Task instructions:
Without changing a character, return the entries, but not the images they hold.

Data extract:

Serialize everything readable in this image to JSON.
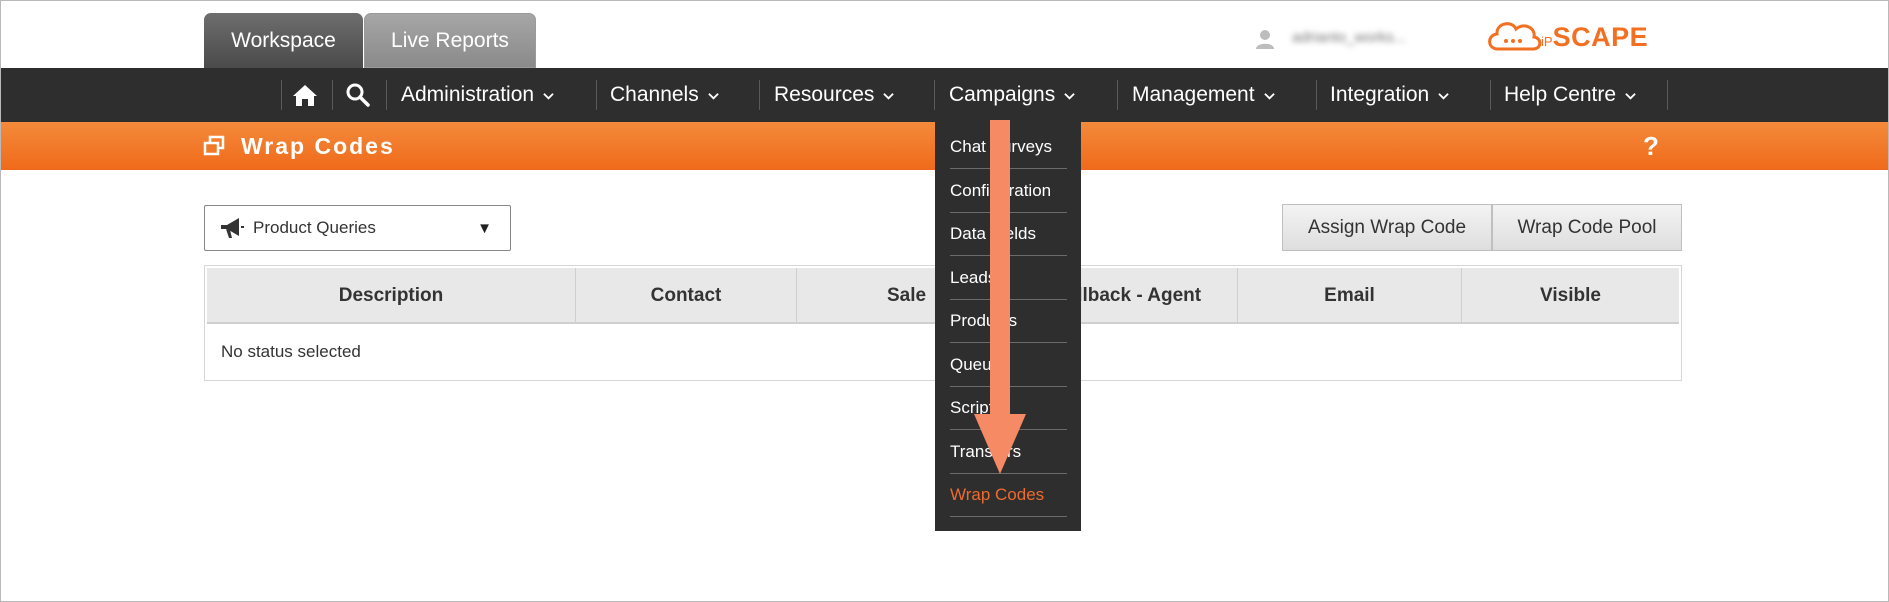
{
  "tabs": {
    "workspace": "Workspace",
    "live_reports": "Live Reports"
  },
  "user": {
    "name": "adrianto_works..."
  },
  "brand": {
    "logo_prefix": "iP",
    "logo_main": "SCAPE",
    "color": "#f36f21"
  },
  "nav": {
    "home_icon": "home-icon",
    "search_icon": "search-icon",
    "items": [
      {
        "label": "Administration"
      },
      {
        "label": "Channels"
      },
      {
        "label": "Resources"
      },
      {
        "label": "Campaigns"
      },
      {
        "label": "Management"
      },
      {
        "label": "Integration"
      },
      {
        "label": "Help Centre"
      }
    ]
  },
  "page": {
    "title": "Wrap Codes",
    "help": "?"
  },
  "campaign_select": {
    "value": "Product Queries",
    "caret": "▼"
  },
  "buttons": {
    "assign": "Assign Wrap Code",
    "pool": "Wrap Code Pool"
  },
  "table": {
    "headers": [
      "Description",
      "Contact",
      "Sale",
      "Callback - Agent",
      "Email",
      "Visible"
    ],
    "empty_message": "No status selected"
  },
  "campaigns_menu": {
    "items": [
      "Chat Surveys",
      "Configuration",
      "Data Fields",
      "Leads",
      "Products",
      "Queues",
      "Scripts",
      "Transfers",
      "Wrap Codes"
    ],
    "active": "Wrap Codes",
    "active_color": "#ef6a2d"
  },
  "annotation": {
    "arrow_color": "#f58a64"
  }
}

Result of the task:
Serialize everything readable in this image to JSON.
{
  "tabs": {
    "workspace": "Workspace",
    "live_reports": "Live Reports"
  },
  "user": {
    "name": "adrianto_works..."
  },
  "brand": {
    "logo_prefix": "iP",
    "logo_main": "SCAPE",
    "color": "#f36f21"
  },
  "nav": {
    "home_icon": "home-icon",
    "search_icon": "search-icon",
    "items": [
      {
        "label": "Administration"
      },
      {
        "label": "Channels"
      },
      {
        "label": "Resources"
      },
      {
        "label": "Campaigns"
      },
      {
        "label": "Management"
      },
      {
        "label": "Integration"
      },
      {
        "label": "Help Centre"
      }
    ]
  },
  "page": {
    "title": "Wrap Codes",
    "help": "?"
  },
  "campaign_select": {
    "value": "Product Queries",
    "caret": "▼"
  },
  "buttons": {
    "assign": "Assign Wrap Code",
    "pool": "Wrap Code Pool"
  },
  "table": {
    "headers": [
      "Description",
      "Contact",
      "Sale",
      "Callback - Agent",
      "Email",
      "Visible"
    ],
    "empty_message": "No status selected"
  },
  "campaigns_menu": {
    "items": [
      "Chat Surveys",
      "Configuration",
      "Data Fields",
      "Leads",
      "Products",
      "Queues",
      "Scripts",
      "Transfers",
      "Wrap Codes"
    ],
    "active": "Wrap Codes",
    "active_color": "#ef6a2d"
  },
  "annotation": {
    "arrow_color": "#f58a64"
  }
}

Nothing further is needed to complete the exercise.